▶ _Task goal_
Reply with one number only: the count of lines below that contain the word "this".

▶ _Items_
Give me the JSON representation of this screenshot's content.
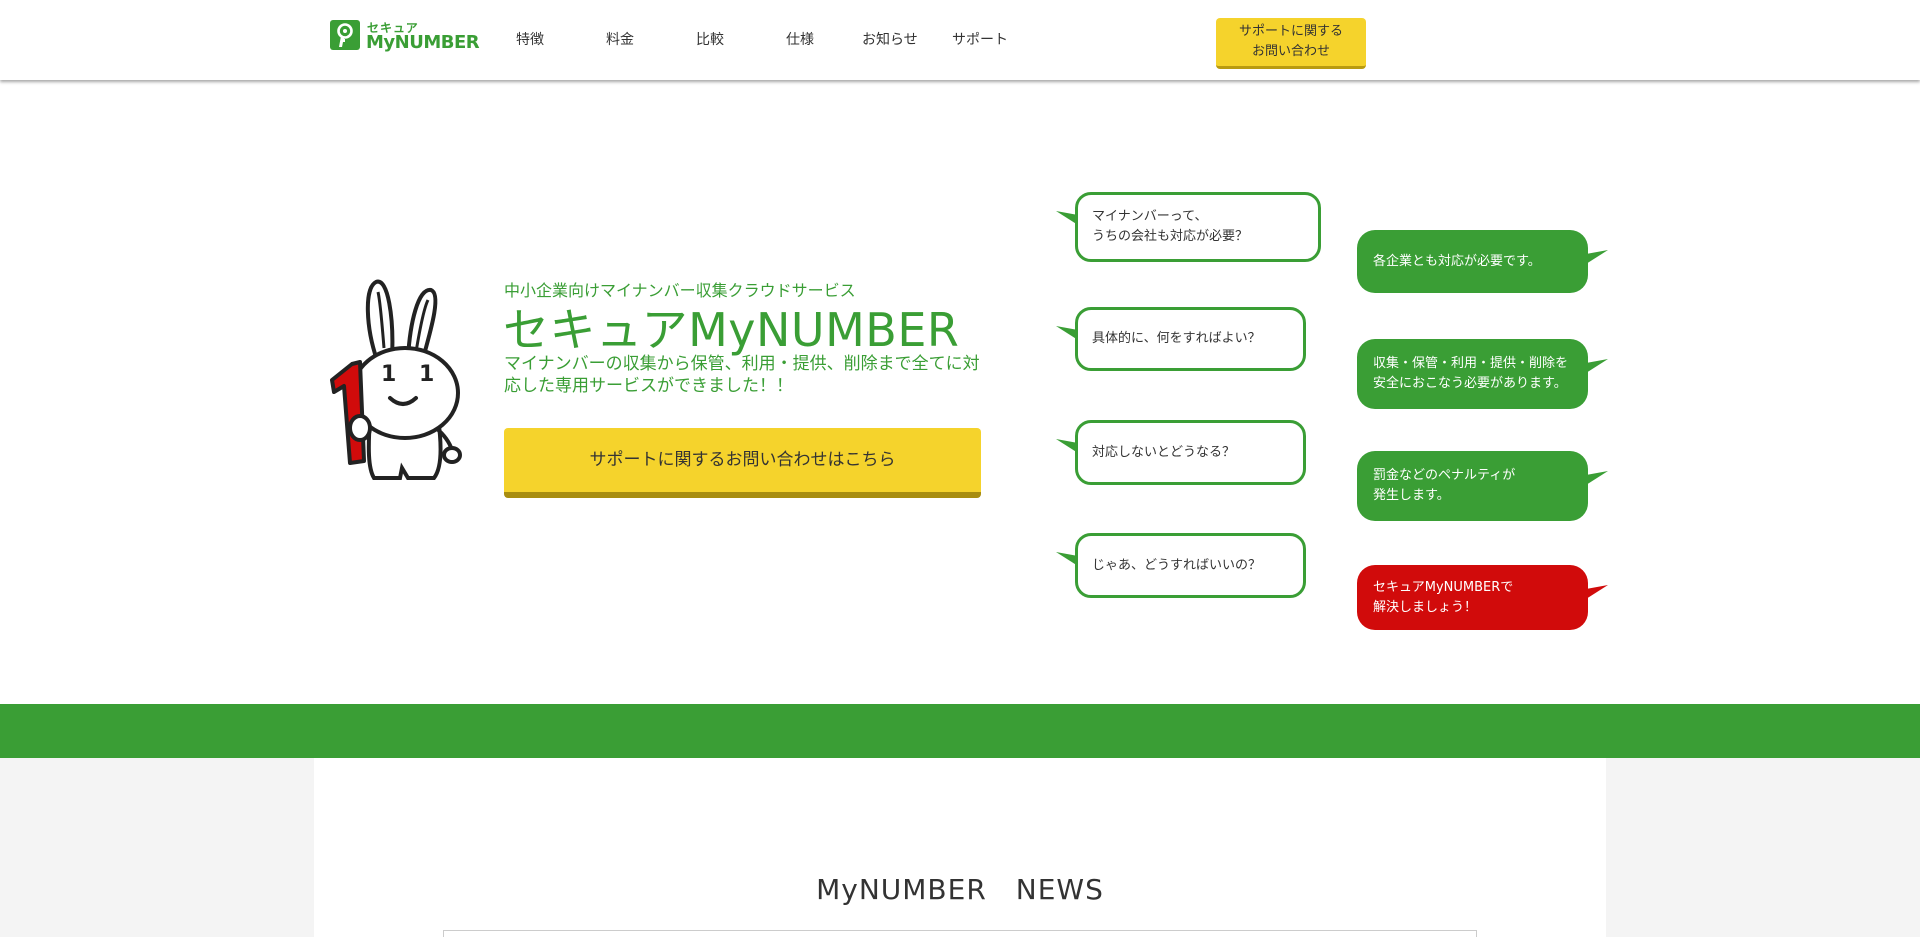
{
  "header": {
    "logo_small": "セキュア",
    "logo_big": "MyNUMBER",
    "nav": [
      "特徴",
      "料金",
      "比較",
      "仕様",
      "お知らせ",
      "サポート"
    ],
    "cta_line1": "サポートに関する",
    "cta_line2": "お問い合わせ"
  },
  "hero": {
    "subtitle": "中小企業向けマイナンバー収集クラウドサービス",
    "title": "セキュアMyNUMBER",
    "description": "マイナンバーの収集から保管、利用・提供、削除まで全てに対応した専用サービスができました！！",
    "cta": "サポートに関するお問い合わせはこちら",
    "mascot_numbers": [
      "1",
      "1",
      "1"
    ]
  },
  "questions": [
    {
      "line1": "マイナンバーって、",
      "line2": "うちの会社も対応が必要？"
    },
    {
      "line1": "具体的に、何をすればよい？",
      "line2": ""
    },
    {
      "line1": "対応しないとどうなる？",
      "line2": ""
    },
    {
      "line1": "じゃあ、どうすればいいの？",
      "line2": ""
    }
  ],
  "answers": [
    {
      "line1": "各企業とも対応が必要です。",
      "line2": ""
    },
    {
      "line1": "収集・保管・利用・提供・削除を",
      "line2": "安全におこなう必要があります。"
    },
    {
      "line1": "罰金などのペナルティが",
      "line2": "発生します。"
    },
    {
      "line1": "セキュアMyNUMBERで",
      "line2": "解決しましょう！"
    }
  ],
  "colors": {
    "brand_green": "#3a9e35",
    "cta_yellow": "#f5d32c",
    "alert_red": "#d10b0b"
  },
  "news": {
    "title": "MyNUMBER　NEWS"
  }
}
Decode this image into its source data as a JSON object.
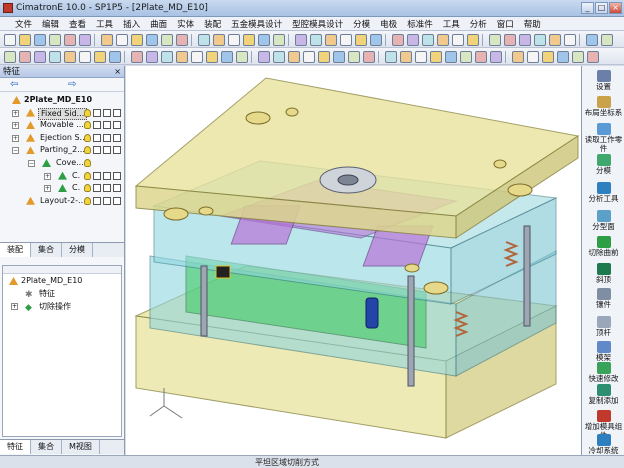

▶ _Answer to the exercise_
2